(Data supplied)

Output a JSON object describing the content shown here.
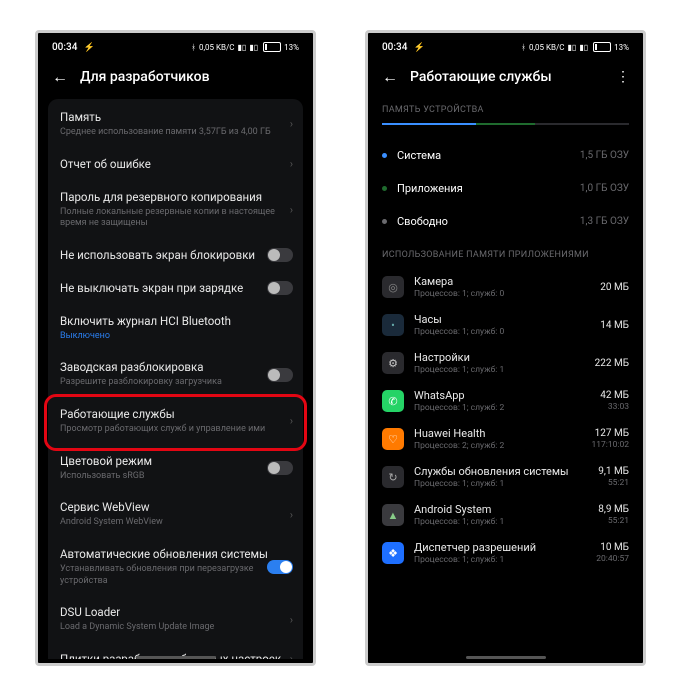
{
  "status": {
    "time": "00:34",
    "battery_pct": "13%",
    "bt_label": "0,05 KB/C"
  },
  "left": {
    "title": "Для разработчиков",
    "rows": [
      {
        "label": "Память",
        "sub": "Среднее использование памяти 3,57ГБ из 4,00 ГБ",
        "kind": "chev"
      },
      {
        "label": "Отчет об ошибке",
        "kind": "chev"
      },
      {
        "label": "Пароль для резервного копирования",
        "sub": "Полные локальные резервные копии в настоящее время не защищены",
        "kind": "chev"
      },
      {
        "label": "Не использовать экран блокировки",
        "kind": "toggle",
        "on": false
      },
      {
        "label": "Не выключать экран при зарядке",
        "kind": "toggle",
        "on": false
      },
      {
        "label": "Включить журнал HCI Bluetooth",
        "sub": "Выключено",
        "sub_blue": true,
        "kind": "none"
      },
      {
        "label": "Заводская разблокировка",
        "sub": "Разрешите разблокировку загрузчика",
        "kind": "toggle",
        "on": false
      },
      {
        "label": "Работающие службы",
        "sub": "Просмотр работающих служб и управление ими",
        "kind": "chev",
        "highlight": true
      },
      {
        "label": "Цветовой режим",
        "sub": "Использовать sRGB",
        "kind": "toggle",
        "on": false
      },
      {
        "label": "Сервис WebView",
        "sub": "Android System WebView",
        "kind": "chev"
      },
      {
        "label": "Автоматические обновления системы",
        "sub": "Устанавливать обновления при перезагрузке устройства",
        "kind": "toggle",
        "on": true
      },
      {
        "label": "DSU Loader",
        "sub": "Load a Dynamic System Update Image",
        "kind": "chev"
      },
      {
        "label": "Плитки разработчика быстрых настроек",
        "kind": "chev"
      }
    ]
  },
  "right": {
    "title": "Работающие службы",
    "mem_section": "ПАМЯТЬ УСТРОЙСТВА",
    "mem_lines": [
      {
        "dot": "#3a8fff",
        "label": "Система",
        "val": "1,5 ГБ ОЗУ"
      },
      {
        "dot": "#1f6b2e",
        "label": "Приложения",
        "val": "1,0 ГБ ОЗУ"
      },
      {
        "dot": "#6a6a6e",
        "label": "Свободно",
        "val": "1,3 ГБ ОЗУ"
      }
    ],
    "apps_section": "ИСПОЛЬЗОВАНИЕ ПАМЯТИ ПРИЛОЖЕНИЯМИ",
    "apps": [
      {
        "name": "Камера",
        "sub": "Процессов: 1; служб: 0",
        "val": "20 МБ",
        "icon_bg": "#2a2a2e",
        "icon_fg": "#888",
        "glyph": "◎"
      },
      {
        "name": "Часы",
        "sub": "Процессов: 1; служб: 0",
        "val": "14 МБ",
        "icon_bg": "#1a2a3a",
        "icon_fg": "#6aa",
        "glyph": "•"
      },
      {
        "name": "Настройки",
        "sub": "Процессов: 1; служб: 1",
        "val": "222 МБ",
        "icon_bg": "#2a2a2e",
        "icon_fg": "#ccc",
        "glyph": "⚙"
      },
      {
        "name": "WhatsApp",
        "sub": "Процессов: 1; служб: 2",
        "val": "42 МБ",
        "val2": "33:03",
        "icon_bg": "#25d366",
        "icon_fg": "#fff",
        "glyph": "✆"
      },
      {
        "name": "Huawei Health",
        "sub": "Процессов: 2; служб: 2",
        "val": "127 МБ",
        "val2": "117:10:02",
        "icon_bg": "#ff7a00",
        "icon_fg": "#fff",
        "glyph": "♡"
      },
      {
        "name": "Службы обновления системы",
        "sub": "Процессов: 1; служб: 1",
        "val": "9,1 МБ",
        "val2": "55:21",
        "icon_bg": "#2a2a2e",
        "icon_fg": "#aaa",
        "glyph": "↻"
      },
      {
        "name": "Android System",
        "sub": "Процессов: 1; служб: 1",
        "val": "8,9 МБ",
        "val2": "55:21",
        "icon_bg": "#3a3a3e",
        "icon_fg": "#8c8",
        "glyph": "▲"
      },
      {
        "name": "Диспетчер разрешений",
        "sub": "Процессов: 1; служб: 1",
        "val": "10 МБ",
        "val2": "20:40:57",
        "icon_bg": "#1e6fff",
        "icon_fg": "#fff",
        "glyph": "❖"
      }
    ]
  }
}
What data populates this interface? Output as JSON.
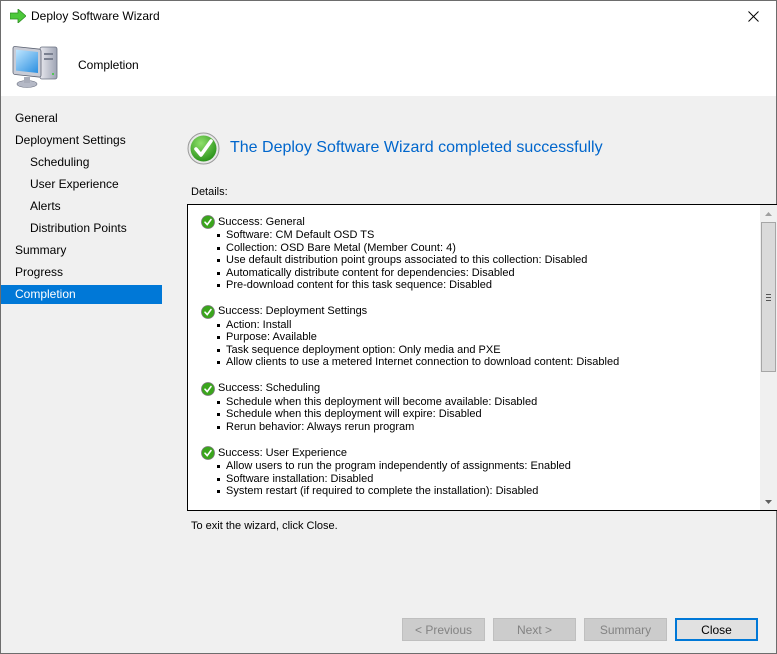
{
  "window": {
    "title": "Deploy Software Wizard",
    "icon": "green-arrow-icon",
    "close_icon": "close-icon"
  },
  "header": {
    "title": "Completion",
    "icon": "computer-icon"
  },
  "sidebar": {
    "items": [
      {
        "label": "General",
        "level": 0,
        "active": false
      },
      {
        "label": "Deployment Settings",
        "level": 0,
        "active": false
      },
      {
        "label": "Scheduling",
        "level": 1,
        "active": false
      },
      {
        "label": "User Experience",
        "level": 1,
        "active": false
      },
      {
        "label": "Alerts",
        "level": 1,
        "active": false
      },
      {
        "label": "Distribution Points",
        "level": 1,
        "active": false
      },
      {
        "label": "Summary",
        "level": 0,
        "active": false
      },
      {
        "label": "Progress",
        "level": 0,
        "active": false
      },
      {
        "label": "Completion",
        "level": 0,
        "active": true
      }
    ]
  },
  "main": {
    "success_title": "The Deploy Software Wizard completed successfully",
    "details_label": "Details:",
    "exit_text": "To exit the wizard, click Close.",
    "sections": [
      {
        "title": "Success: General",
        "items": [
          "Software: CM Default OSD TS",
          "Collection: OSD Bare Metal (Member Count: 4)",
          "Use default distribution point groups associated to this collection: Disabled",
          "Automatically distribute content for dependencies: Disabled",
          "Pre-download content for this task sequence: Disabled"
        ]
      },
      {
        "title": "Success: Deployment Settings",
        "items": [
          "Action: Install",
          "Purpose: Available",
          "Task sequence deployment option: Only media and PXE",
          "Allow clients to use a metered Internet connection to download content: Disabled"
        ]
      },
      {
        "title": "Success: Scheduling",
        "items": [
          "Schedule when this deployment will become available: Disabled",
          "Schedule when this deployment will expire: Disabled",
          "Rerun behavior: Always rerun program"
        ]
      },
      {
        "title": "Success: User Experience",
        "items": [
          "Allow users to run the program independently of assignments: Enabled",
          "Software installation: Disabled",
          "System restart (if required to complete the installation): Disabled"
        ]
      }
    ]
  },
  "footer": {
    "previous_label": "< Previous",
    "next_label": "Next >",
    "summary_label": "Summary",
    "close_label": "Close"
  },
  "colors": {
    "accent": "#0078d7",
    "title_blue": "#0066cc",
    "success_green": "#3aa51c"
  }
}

==

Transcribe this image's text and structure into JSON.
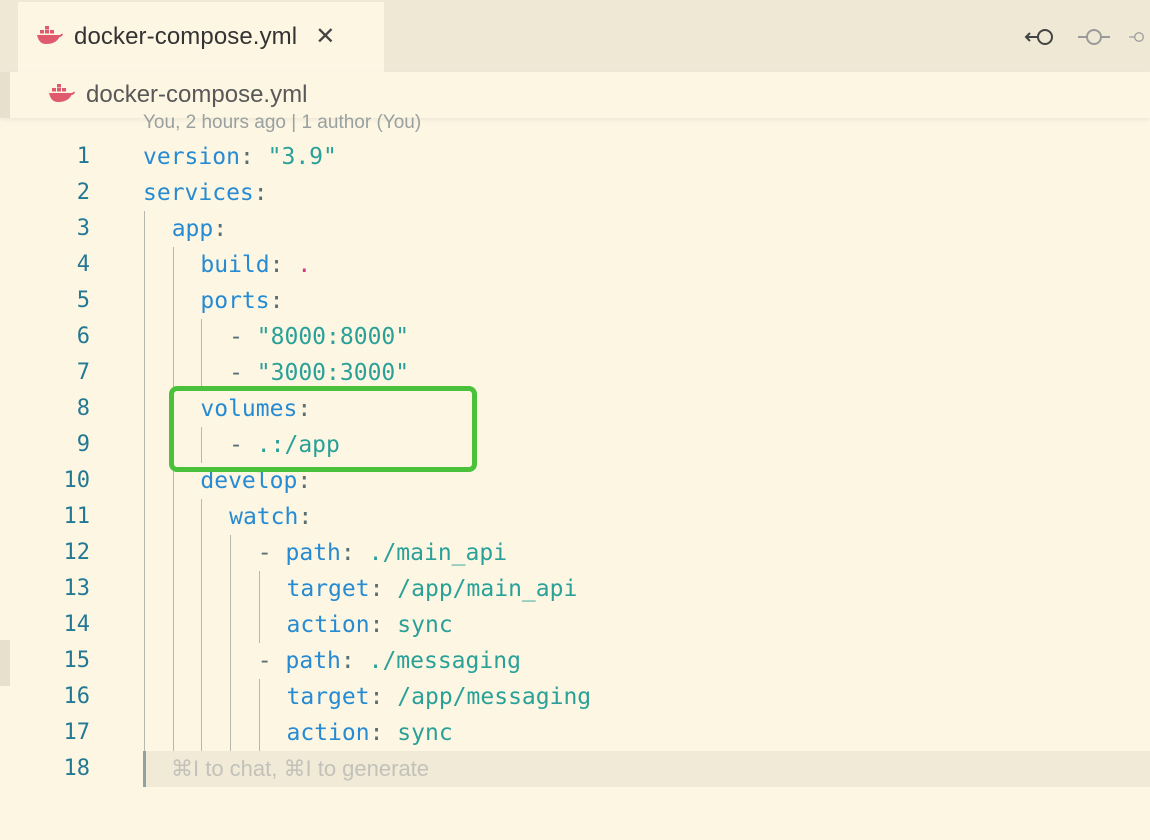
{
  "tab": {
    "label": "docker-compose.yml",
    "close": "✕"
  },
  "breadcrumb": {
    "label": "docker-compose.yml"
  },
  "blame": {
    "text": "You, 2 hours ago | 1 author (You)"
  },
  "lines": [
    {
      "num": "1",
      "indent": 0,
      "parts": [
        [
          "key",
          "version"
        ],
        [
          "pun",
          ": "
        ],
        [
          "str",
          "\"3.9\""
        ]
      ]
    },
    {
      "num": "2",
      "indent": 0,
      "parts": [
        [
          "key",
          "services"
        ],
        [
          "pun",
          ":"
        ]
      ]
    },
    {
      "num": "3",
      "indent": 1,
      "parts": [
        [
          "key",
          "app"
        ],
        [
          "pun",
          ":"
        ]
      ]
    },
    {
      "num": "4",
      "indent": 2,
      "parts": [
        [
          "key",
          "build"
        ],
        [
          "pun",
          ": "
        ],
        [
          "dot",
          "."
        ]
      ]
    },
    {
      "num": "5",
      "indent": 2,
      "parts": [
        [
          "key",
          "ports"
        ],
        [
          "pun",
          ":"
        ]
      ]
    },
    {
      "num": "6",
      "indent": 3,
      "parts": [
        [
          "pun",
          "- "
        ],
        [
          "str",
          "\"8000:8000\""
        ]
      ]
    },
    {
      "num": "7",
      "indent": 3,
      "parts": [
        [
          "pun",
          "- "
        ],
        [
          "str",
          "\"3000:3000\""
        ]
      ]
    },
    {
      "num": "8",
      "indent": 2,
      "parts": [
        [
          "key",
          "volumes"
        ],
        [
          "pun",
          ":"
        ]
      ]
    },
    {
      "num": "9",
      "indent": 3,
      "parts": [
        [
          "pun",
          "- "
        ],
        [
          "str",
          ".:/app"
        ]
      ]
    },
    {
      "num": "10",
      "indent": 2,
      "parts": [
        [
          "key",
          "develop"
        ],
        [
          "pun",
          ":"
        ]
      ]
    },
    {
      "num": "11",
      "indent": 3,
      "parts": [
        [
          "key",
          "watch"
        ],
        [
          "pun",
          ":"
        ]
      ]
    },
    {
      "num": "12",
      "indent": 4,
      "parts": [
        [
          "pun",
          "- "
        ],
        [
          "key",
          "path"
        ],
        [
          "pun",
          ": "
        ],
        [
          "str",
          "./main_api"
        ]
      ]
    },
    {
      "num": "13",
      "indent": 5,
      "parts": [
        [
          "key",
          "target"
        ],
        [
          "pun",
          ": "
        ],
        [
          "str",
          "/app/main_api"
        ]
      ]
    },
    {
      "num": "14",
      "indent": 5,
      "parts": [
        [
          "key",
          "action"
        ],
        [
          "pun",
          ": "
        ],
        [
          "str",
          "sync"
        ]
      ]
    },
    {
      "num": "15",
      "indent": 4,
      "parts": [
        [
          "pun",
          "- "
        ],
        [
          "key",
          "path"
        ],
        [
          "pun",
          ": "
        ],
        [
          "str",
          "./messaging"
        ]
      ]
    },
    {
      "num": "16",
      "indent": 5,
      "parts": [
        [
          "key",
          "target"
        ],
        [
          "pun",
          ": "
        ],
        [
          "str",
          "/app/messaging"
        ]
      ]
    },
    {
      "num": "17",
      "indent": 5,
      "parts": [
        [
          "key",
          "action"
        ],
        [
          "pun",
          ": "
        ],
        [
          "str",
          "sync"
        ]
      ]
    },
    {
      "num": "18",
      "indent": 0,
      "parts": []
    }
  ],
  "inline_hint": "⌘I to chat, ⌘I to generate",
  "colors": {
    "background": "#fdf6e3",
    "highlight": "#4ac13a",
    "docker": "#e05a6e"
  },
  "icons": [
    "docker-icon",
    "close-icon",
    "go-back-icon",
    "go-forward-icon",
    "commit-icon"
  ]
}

(Stated problem)
Show each line of the listing that holds the string "download".

(The reply)
          "Pre-download content for this task sequence: Disabled"
          "Allow clients to use a metered Internet connection to download content: Disabled"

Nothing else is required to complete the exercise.